- SET PROBLEM: Show only lines that include "provided".

--------

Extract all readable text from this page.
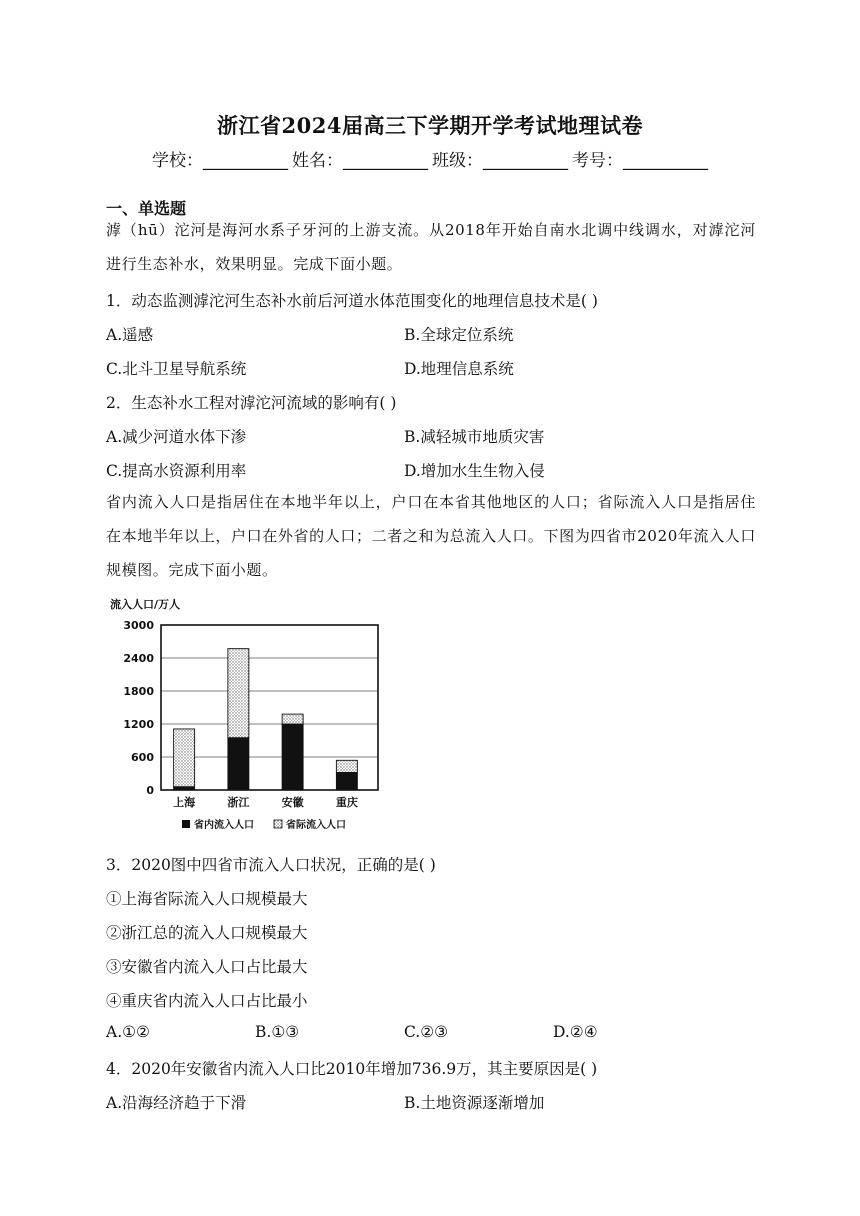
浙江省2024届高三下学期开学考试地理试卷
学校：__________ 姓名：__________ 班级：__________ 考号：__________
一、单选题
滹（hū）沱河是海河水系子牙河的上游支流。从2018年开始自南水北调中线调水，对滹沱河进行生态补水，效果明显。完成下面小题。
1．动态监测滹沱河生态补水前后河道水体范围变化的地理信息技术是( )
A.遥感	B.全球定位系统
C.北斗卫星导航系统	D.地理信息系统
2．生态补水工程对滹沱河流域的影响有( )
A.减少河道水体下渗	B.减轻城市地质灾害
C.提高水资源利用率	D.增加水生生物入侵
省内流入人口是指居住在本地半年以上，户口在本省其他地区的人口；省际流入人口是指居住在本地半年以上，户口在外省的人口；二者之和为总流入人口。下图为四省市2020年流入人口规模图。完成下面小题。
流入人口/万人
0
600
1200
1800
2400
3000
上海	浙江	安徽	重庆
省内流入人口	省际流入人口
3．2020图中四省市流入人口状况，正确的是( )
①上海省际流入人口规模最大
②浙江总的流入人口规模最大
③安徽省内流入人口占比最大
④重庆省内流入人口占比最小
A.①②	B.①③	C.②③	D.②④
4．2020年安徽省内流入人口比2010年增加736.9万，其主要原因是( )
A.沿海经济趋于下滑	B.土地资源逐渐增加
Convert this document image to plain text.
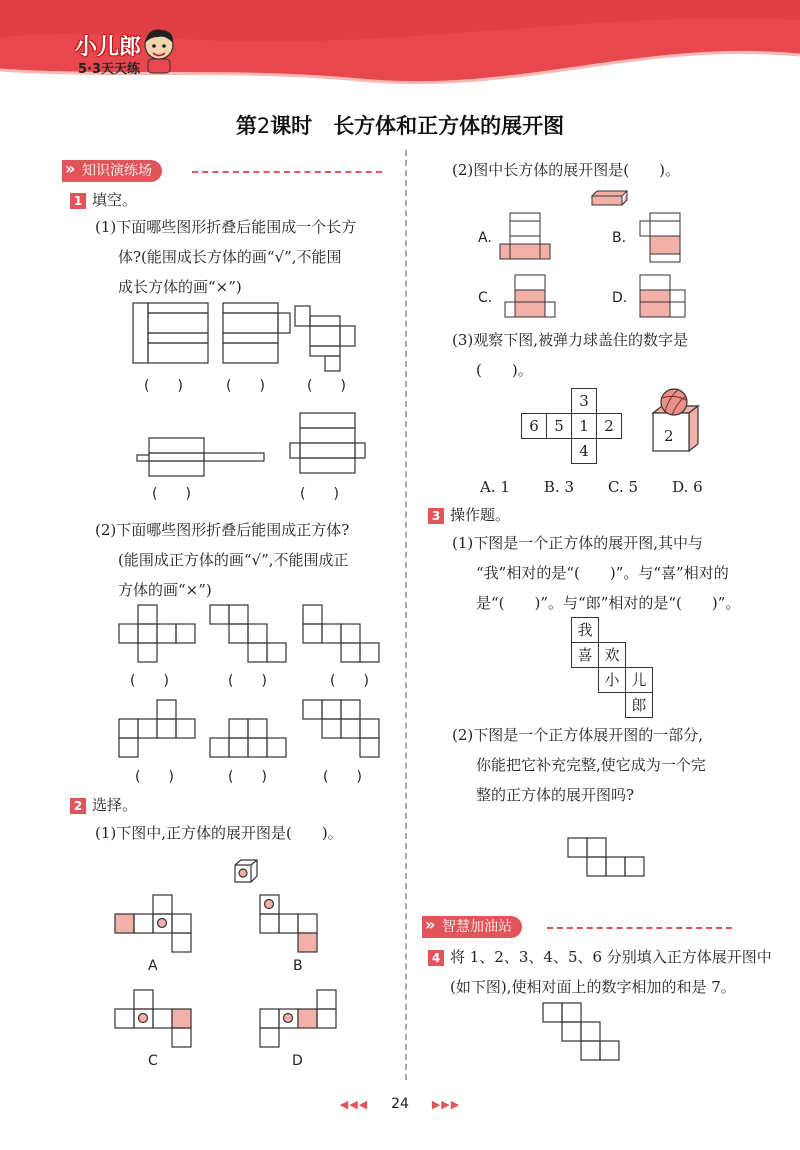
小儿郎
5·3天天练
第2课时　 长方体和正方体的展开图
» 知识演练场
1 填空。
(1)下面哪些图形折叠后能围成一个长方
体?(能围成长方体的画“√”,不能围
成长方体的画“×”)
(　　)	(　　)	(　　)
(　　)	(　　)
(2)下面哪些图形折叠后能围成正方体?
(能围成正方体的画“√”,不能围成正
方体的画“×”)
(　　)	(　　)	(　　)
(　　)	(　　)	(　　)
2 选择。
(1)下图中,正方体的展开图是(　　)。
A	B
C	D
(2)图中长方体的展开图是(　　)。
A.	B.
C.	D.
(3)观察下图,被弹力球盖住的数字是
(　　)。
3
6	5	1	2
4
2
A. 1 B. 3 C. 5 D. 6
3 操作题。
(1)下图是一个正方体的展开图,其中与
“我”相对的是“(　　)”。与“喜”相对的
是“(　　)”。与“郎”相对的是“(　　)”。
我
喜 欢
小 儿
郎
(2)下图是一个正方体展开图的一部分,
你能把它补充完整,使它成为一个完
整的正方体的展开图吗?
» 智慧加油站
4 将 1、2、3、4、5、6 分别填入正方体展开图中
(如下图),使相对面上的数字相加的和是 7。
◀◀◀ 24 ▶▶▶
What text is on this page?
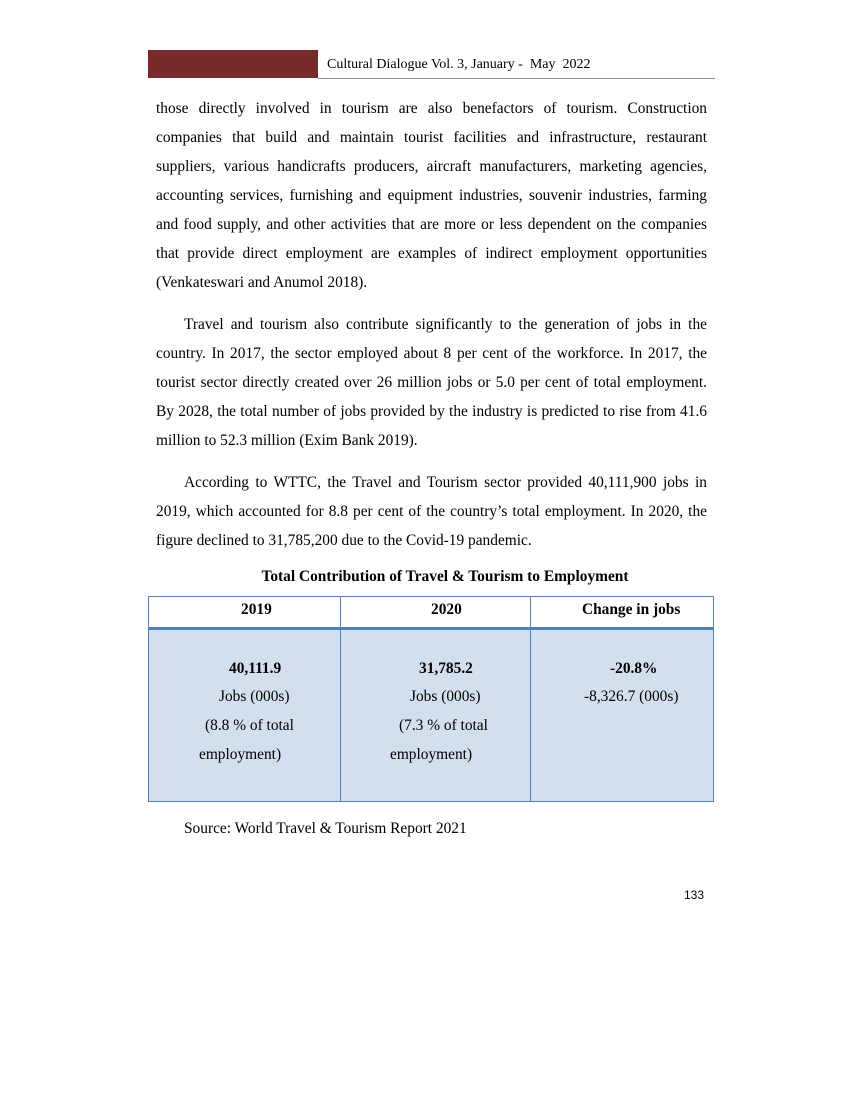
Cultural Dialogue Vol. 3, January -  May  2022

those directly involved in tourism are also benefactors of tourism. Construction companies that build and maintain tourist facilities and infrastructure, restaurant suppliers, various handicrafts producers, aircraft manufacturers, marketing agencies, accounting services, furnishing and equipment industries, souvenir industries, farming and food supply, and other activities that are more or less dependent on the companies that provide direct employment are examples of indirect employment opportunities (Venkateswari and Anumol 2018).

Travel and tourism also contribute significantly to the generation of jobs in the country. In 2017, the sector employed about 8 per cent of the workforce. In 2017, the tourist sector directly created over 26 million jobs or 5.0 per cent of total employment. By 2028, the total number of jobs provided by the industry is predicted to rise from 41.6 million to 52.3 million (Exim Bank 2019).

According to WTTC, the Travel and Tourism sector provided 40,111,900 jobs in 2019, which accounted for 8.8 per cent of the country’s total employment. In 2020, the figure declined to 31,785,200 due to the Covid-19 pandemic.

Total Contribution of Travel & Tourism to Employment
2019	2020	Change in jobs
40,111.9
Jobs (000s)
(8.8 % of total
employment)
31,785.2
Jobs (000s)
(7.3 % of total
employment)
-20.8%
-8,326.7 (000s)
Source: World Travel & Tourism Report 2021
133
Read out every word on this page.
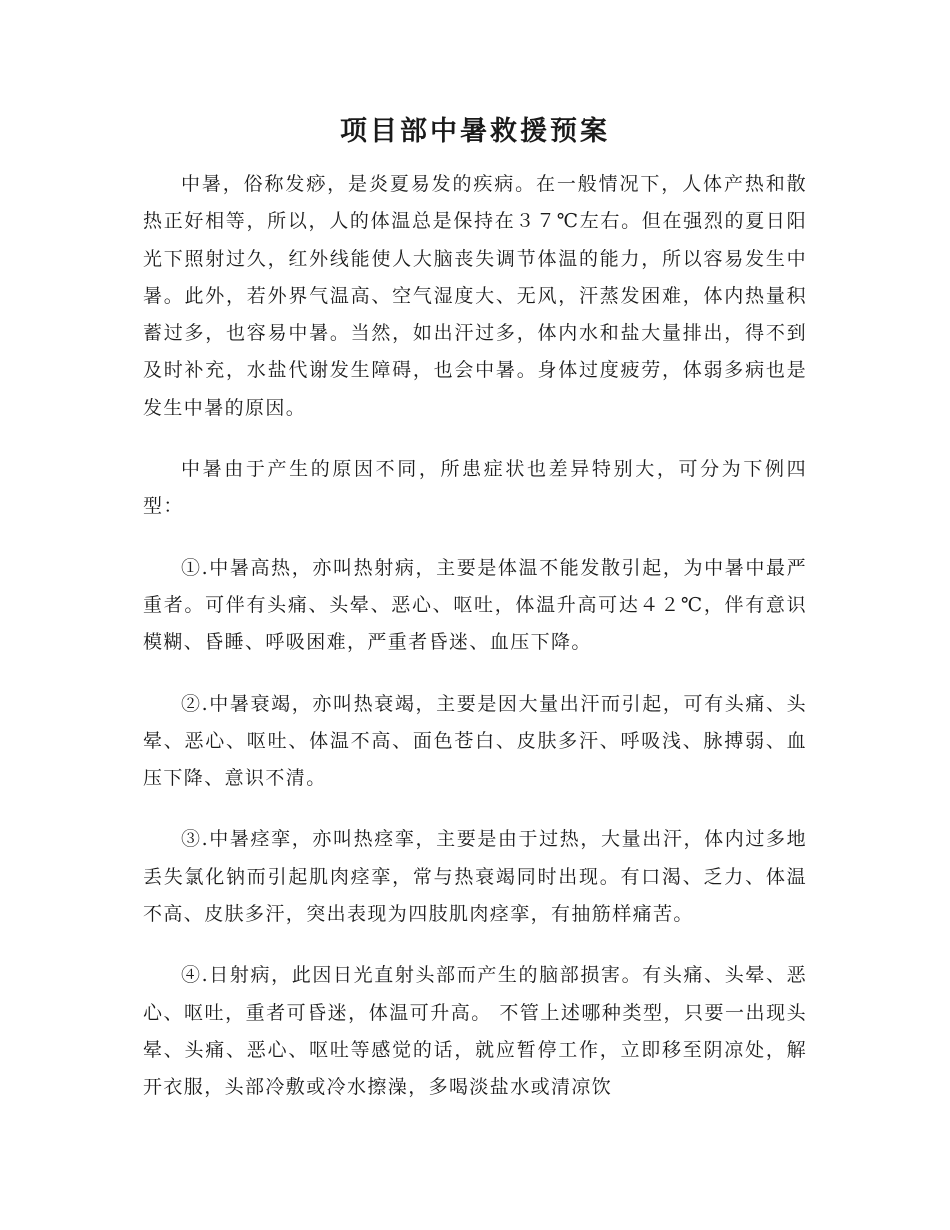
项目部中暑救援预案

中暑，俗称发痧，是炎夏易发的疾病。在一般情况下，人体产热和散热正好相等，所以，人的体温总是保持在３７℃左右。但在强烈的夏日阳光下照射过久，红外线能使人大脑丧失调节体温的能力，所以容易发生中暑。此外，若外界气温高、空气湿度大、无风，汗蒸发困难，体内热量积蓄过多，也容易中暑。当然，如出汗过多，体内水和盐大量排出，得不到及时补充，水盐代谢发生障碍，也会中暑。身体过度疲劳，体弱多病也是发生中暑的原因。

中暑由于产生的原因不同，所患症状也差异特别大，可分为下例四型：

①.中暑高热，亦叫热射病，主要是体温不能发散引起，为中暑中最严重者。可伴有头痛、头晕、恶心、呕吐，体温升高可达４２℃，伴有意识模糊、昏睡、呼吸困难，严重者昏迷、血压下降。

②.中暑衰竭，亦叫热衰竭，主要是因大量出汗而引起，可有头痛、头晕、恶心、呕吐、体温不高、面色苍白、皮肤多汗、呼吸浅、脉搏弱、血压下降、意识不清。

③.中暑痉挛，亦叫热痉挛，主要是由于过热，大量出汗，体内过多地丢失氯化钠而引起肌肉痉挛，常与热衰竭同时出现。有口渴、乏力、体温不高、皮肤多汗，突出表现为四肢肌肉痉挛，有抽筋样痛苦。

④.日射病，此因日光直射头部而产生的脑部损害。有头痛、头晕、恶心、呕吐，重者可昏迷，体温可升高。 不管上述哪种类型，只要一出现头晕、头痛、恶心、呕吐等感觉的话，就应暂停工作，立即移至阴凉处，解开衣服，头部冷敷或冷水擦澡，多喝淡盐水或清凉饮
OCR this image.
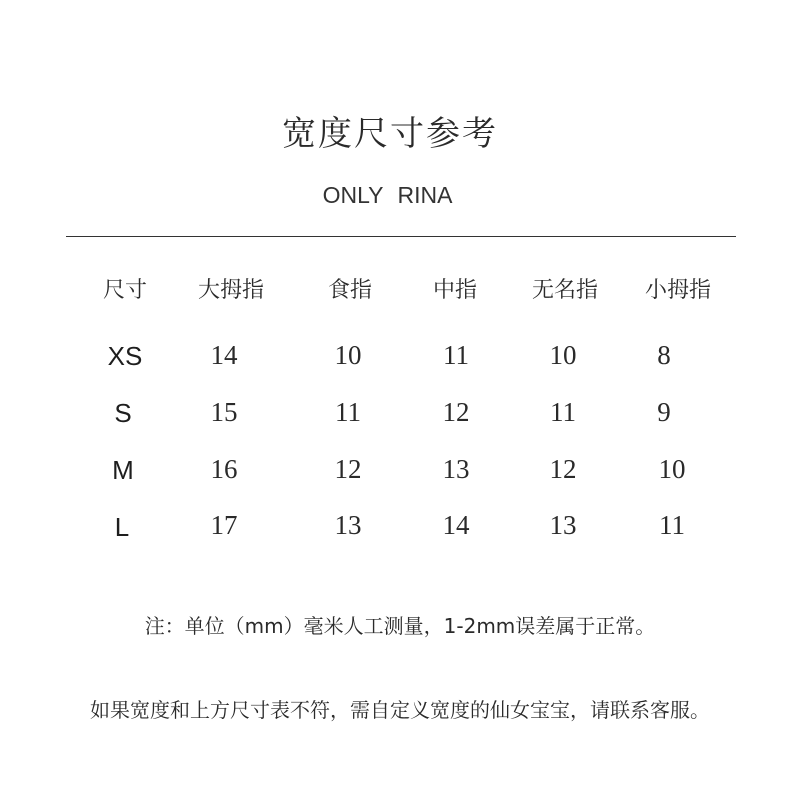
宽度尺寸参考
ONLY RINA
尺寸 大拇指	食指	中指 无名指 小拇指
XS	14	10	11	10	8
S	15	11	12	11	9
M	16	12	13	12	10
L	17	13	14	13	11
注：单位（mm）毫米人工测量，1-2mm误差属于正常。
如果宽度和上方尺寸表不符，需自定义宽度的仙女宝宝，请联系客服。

--------

- THE RESPONSE:
Travel and tourism also contribute significantly to the generation of jobs in the country. In 2017, the sector employed about 8 per cent of the workforce. In 2017, the tourist sector directly created over 26 million jobs or 5.0 per cent of total employment. By 2028, the total number of jobs provided by the industry is predicted to rise from 41.6 million to 52.3 million (Exim Bank 2019).
According to WTTC, the Travel and Tourism sector provided 40,111,900 jobs in 2019, which accounted for 8.8 per cent of the country’s total employment. In 2020, the figure declined to 31,785,200 due to the Covid-19 pandemic.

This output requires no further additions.